Short problem >>
With the images removed, repeat the data below exactly.

Information shown >>
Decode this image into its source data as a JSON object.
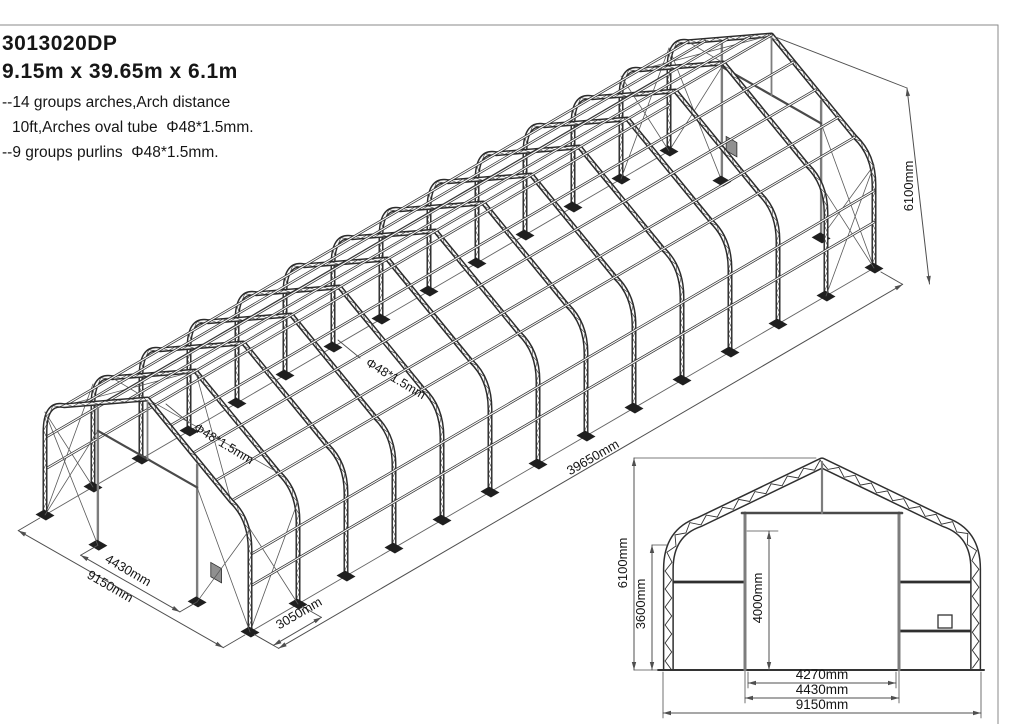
{
  "header": {
    "model": "3013020DP",
    "size": "9.15m x 39.65m x 6.1m",
    "note_arches_1": "--14 groups arches,Arch distance",
    "note_arches_2": "10ft,Arches oval tube  Φ48*1.5mm.",
    "note_purlins": "--9 groups purlins  Φ48*1.5mm."
  },
  "structure": {
    "arch_count": 14,
    "purlin_count": 9
  },
  "iso_labels": {
    "width": "9150mm",
    "door_width": "4430mm",
    "bay": "3050mm",
    "length": "39650mm",
    "height": "6100mm",
    "tube_a": "Φ48*1.5mm",
    "tube_b": "Φ48*1.5mm"
  },
  "cross_section_labels": {
    "height": "6100mm",
    "eave": "3600mm",
    "door_height": "4000mm",
    "door_clear_width": "4270mm",
    "door_width": "4430mm",
    "width": "9150mm"
  },
  "colors": {
    "structure": "#2b2b2b",
    "structure_inner": "#f8f8f8",
    "thin": "#3f3f3f",
    "brace": "#5a5a5a",
    "dim": "#4f4f4f",
    "text": "#141414",
    "door_post": "#7d7d7d",
    "panel": "#909090",
    "plate": "#1f1f1f",
    "border": "#8a8a8a",
    "background": "#ffffff"
  }
}
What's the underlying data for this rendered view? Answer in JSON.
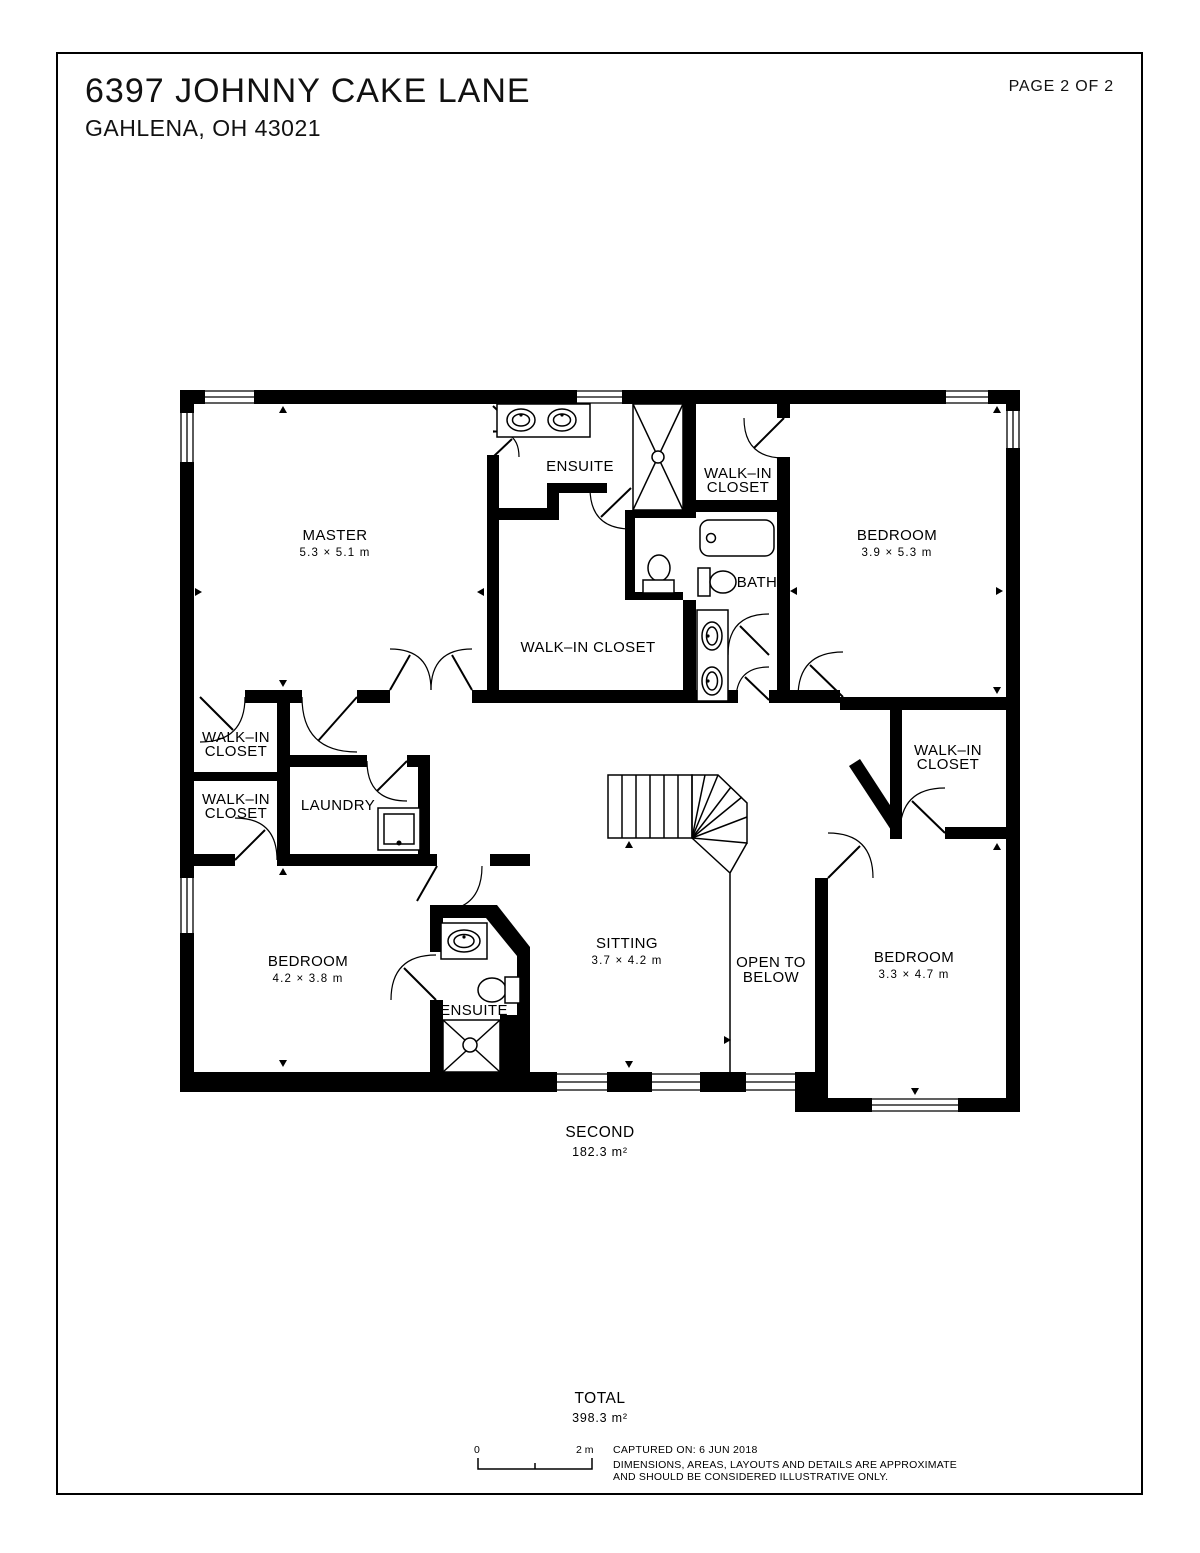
{
  "header": {
    "address_line1": "6397 JOHNNY CAKE LANE",
    "address_line2": "GAHLENA, OH 43021",
    "page_label": "PAGE 2 OF 2"
  },
  "floor": {
    "name": "SECOND",
    "area": "182.3 m²"
  },
  "total": {
    "label": "TOTAL",
    "area": "398.3 m²"
  },
  "scale_bar": {
    "start_label": "0",
    "end_label": "2 m"
  },
  "footer": {
    "captured_on": "CAPTURED ON: 6 JUN 2018",
    "disclaimer_line1": "DIMENSIONS, AREAS, LAYOUTS AND DETAILS ARE APPROXIMATE",
    "disclaimer_line2": "AND SHOULD BE CONSIDERED ILLUSTRATIVE ONLY."
  },
  "rooms": {
    "master": {
      "name": "MASTER",
      "dims": "5.3 × 5.1 m"
    },
    "ensuite_top": {
      "name": "ENSUITE"
    },
    "wic_top_right": {
      "line1": "WALK–IN",
      "line2": "CLOSET"
    },
    "bath": {
      "name": "BATH"
    },
    "bedroom_tr": {
      "name": "BEDROOM",
      "dims": "3.9 × 5.3 m"
    },
    "wic_master": {
      "name": "WALK–IN CLOSET"
    },
    "wic_left_1": {
      "line1": "WALK–IN",
      "line2": "CLOSET"
    },
    "wic_left_2": {
      "line1": "WALK–IN",
      "line2": "CLOSET"
    },
    "laundry": {
      "name": "LAUNDRY"
    },
    "bedroom_bl": {
      "name": "BEDROOM",
      "dims": "4.2 × 3.8 m"
    },
    "ensuite_bottom": {
      "name": "ENSUITE"
    },
    "sitting": {
      "name": "SITTING",
      "dims": "3.7 × 4.2 m"
    },
    "open_to_below": {
      "line1": "OPEN TO",
      "line2": "BELOW"
    },
    "wic_right": {
      "line1": "WALK–IN",
      "line2": "CLOSET"
    },
    "bedroom_br": {
      "name": "BEDROOM",
      "dims": "3.3 × 4.7 m"
    }
  },
  "colors": {
    "ink": "#000000",
    "paper": "#ffffff"
  }
}
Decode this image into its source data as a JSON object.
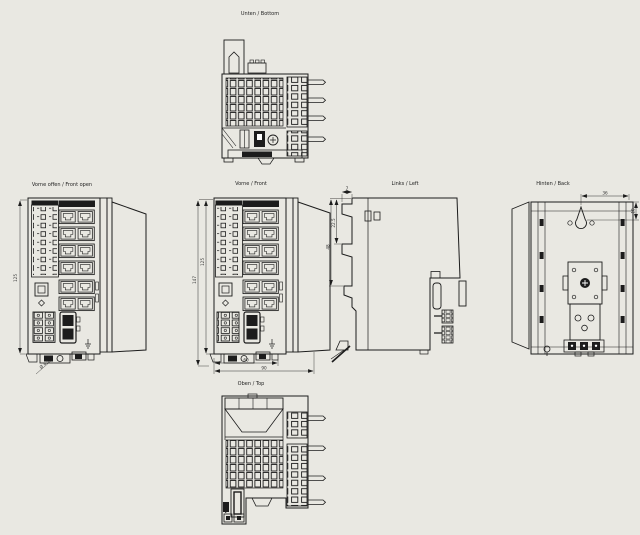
{
  "drawing": {
    "background": "#e9e8e2",
    "ink": "#1c1c1c",
    "views": {
      "bottom": {
        "label": "Unten / Bottom"
      },
      "front_open": {
        "label": "Vorne offen / Front open",
        "dims": {
          "height": "125",
          "hole": "Ø 4,5"
        }
      },
      "front": {
        "label": "Vorne / Front",
        "dims": {
          "height_outer": "147",
          "height_inner": "125",
          "width_body": "60",
          "width_total": "90"
        }
      },
      "left": {
        "label": "Links / Left",
        "dims": {
          "hook_width": "7",
          "hook_offset": "22.5",
          "hook_pitch": "48"
        }
      },
      "back": {
        "label": "Hinten / Back",
        "dims": {
          "keyhole_offset": "36",
          "keyhole_drop": "10"
        }
      },
      "top": {
        "label": "Oben / Top"
      }
    }
  }
}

The result >>
Decode this image into its source data as a JSON object.
{
  "header": {
    "model": "3013020DP",
    "size": "9.15m x 39.65m x 6.1m",
    "note_arches_1": "--14 groups arches,Arch distance",
    "note_arches_2": "10ft,Arches oval tube  Φ48*1.5mm.",
    "note_purlins": "--9 groups purlins  Φ48*1.5mm."
  },
  "structure": {
    "arch_count": 14,
    "purlin_count": 9
  },
  "iso_labels": {
    "width": "9150mm",
    "door_width": "4430mm",
    "bay": "3050mm",
    "length": "39650mm",
    "height": "6100mm",
    "tube_a": "Φ48*1.5mm",
    "tube_b": "Φ48*1.5mm"
  },
  "cross_section_labels": {
    "height": "6100mm",
    "eave": "3600mm",
    "door_height": "4000mm",
    "door_clear_width": "4270mm",
    "door_width": "4430mm",
    "width": "9150mm"
  },
  "colors": {
    "structure": "#2b2b2b",
    "structure_inner": "#f8f8f8",
    "thin": "#3f3f3f",
    "brace": "#5a5a5a",
    "dim": "#4f4f4f",
    "text": "#141414",
    "door_post": "#7d7d7d",
    "panel": "#909090",
    "plate": "#1f1f1f",
    "border": "#8a8a8a",
    "background": "#ffffff"
  }
}
What's the underlying data for this rendered view? Answer in JSON.
{
  "header": {
    "address_line1": "6397 JOHNNY CAKE LANE",
    "address_line2": "GAHLENA, OH 43021",
    "page_label": "PAGE 2 OF 2"
  },
  "floor": {
    "name": "SECOND",
    "area": "182.3 m²"
  },
  "total": {
    "label": "TOTAL",
    "area": "398.3 m²"
  },
  "scale_bar": {
    "start_label": "0",
    "end_label": "2 m"
  },
  "footer": {
    "captured_on": "CAPTURED ON: 6 JUN 2018",
    "disclaimer_line1": "DIMENSIONS, AREAS, LAYOUTS AND DETAILS ARE APPROXIMATE",
    "disclaimer_line2": "AND SHOULD BE CONSIDERED ILLUSTRATIVE ONLY."
  },
  "rooms": {
    "master": {
      "name": "MASTER",
      "dims": "5.3 × 5.1 m"
    },
    "ensuite_top": {
      "name": "ENSUITE"
    },
    "wic_top_right": {
      "line1": "WALK–IN",
      "line2": "CLOSET"
    },
    "bath": {
      "name": "BATH"
    },
    "bedroom_tr": {
      "name": "BEDROOM",
      "dims": "3.9 × 5.3 m"
    },
    "wic_master": {
      "name": "WALK–IN CLOSET"
    },
    "wic_left_1": {
      "line1": "WALK–IN",
      "line2": "CLOSET"
    },
    "wic_left_2": {
      "line1": "WALK–IN",
      "line2": "CLOSET"
    },
    "laundry": {
      "name": "LAUNDRY"
    },
    "bedroom_bl": {
      "name": "BEDROOM",
      "dims": "4.2 × 3.8 m"
    },
    "ensuite_bottom": {
      "name": "ENSUITE"
    },
    "sitting": {
      "name": "SITTING",
      "dims": "3.7 × 4.2 m"
    },
    "open_to_below": {
      "line1": "OPEN TO",
      "line2": "BELOW"
    },
    "wic_right": {
      "line1": "WALK–IN",
      "line2": "CLOSET"
    },
    "bedroom_br": {
      "name": "BEDROOM",
      "dims": "3.3 × 4.7 m"
    }
  },
  "colors": {
    "ink": "#000000",
    "paper": "#ffffff"
  }
}
Decode this image into its source data as a JSON object.
{
  "drawing": {
    "background": "#e9e8e2",
    "ink": "#1c1c1c",
    "views": {
      "bottom": {
        "label": "Unten / Bottom"
      },
      "front_open": {
        "label": "Vorne offen / Front open",
        "dims": {
          "height": "125",
          "hole": "Ø 4,5"
        }
      },
      "front": {
        "label": "Vorne / Front",
        "dims": {
          "height_outer": "147",
          "height_inner": "125",
          "width_body": "60",
          "width_total": "90"
        }
      },
      "left": {
        "label": "Links / Left",
        "dims": {
          "hook_width": "7",
          "hook_offset": "22.5",
          "hook_pitch": "48"
        }
      },
      "back": {
        "label": "Hinten / Back",
        "dims": {
          "keyhole_offset": "36",
          "keyhole_drop": "10"
        }
      },
      "top": {
        "label": "Oben / Top"
      }
    }
  }
}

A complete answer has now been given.